PROVIDED PASSAGE:
On Thursday, January 11, the SOT Education Committee and the SOT Undergraduate Education Subcommittee sponsored an Undergraduate Educator Network webinar entitled, “Don’t Sweat It…Three Dry Labs for Undergraduate Toxicology Programs.”
The webinar featured broad-spanning examples of toxicology lab exercises that do not require pipetting or running gels or injecting mice, but rather make use of in silico and active learning approaches to illustrate and reinforce key toxicology aspects involving computational methods. Each of the three speakers described a dry lab that they successfully use in their teaching.
The first presenter, Dr. Vanessa Fitsanakis (Northeast Ohio Medical University), explained how to incorporate statistical tools for “big” data set analyses. The pedagogical aim of determining whether data sets derived from experimental toxicology analyses are statistically significant was stressed throughout her presentation, along with excellent pointers and examples of how and when to implement statistical tests such as F-tests and ANOVAs. In addition, she provided the instructional materials that can be adapted; these are linked on the UEN webinar page and in the Undergraduate Education Resource Collection.
The second presenter, Dr. Kai Low (St. John’s University), described how to incorporate bioinformatics tools for protein function assessment. His lab provides students with a visceral sense of the enormous amount of informatics-based data that are available to students at the click of a button.
The third presenter, Dr. David Reif (North Carolina State University), detailed how to present a code-based course to students with no previous coding experience for biological- and toxicological-based computational analyses. He provided perspective on implementation of this material in their curriculum and noted that faculty, as well as students, take his course.
All in all, it was a pedagogically rich and creative webinar and a wonderful way to kick off the New Year! And the best part is that it’s not too late to watch the webinar! It has been archived with the other Undergraduate Educator Network webinars and is freely accessible.
The SOT Undergraduate Education Subcommittee offers sincere thanks to the Education Committee and to SOT for their support of this important educational tool. Give it a look and perhaps you, too, will be able to incorporate one or more of these dry lab exercises and active learning approaches to enhance the overall learning experience of your students of toxicology!
Best wishes to all! See you all in Texas!

ENTRIES PROVIDED:
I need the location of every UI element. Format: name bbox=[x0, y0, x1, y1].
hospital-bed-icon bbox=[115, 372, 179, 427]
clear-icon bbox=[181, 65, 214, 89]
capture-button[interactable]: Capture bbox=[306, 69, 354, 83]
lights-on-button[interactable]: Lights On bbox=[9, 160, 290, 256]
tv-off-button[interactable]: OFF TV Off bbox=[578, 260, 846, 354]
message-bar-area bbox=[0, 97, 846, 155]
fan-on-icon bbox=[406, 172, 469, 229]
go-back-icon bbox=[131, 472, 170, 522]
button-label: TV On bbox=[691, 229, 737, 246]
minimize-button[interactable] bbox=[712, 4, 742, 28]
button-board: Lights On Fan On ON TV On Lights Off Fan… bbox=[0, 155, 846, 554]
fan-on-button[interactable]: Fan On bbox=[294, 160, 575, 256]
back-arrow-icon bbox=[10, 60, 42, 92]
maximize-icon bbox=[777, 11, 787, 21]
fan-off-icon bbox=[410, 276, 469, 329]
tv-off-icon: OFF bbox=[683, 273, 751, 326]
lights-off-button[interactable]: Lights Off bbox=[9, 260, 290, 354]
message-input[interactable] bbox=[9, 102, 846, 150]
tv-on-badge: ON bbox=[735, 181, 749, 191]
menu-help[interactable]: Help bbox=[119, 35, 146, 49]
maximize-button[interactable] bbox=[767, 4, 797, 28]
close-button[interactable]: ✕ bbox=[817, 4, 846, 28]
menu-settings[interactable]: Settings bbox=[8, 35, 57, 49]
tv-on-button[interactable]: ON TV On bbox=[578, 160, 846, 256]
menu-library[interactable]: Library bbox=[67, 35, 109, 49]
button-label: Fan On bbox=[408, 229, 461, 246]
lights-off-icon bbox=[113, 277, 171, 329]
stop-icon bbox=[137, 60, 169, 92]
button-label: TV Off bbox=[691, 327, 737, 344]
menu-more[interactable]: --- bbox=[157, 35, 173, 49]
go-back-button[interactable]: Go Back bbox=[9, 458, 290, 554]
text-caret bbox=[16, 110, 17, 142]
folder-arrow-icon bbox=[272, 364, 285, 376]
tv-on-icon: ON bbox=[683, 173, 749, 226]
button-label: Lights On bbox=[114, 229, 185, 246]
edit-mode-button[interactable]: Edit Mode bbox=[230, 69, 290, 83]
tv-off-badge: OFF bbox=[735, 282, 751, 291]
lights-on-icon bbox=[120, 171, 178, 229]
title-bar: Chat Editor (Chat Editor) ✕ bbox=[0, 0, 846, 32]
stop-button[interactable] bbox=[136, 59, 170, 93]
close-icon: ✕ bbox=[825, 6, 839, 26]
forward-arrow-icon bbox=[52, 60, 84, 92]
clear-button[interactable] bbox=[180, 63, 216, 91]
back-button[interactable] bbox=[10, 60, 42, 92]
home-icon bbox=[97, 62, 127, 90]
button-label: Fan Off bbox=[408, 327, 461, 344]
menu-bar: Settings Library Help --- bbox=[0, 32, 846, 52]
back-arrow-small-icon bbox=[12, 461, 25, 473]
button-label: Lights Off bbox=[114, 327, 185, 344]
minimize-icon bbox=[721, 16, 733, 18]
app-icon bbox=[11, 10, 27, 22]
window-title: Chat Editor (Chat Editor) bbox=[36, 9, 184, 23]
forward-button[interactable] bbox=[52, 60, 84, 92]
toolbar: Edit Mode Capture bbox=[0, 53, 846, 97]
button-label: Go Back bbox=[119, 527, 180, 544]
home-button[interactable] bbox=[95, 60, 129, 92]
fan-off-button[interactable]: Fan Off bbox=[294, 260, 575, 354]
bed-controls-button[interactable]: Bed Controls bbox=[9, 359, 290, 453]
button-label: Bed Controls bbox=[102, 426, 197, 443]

TRY IT:
How would this sentence from the webinar recap read in Spanish: "Each of the three speakers described a dry lab that they successfully use in their teaching."? The data plays no part in this exercise.

ANSWER SECTION:
Cada uno de los tres ponentes describió un laboratorio seco que utiliza con éxito en su docencia.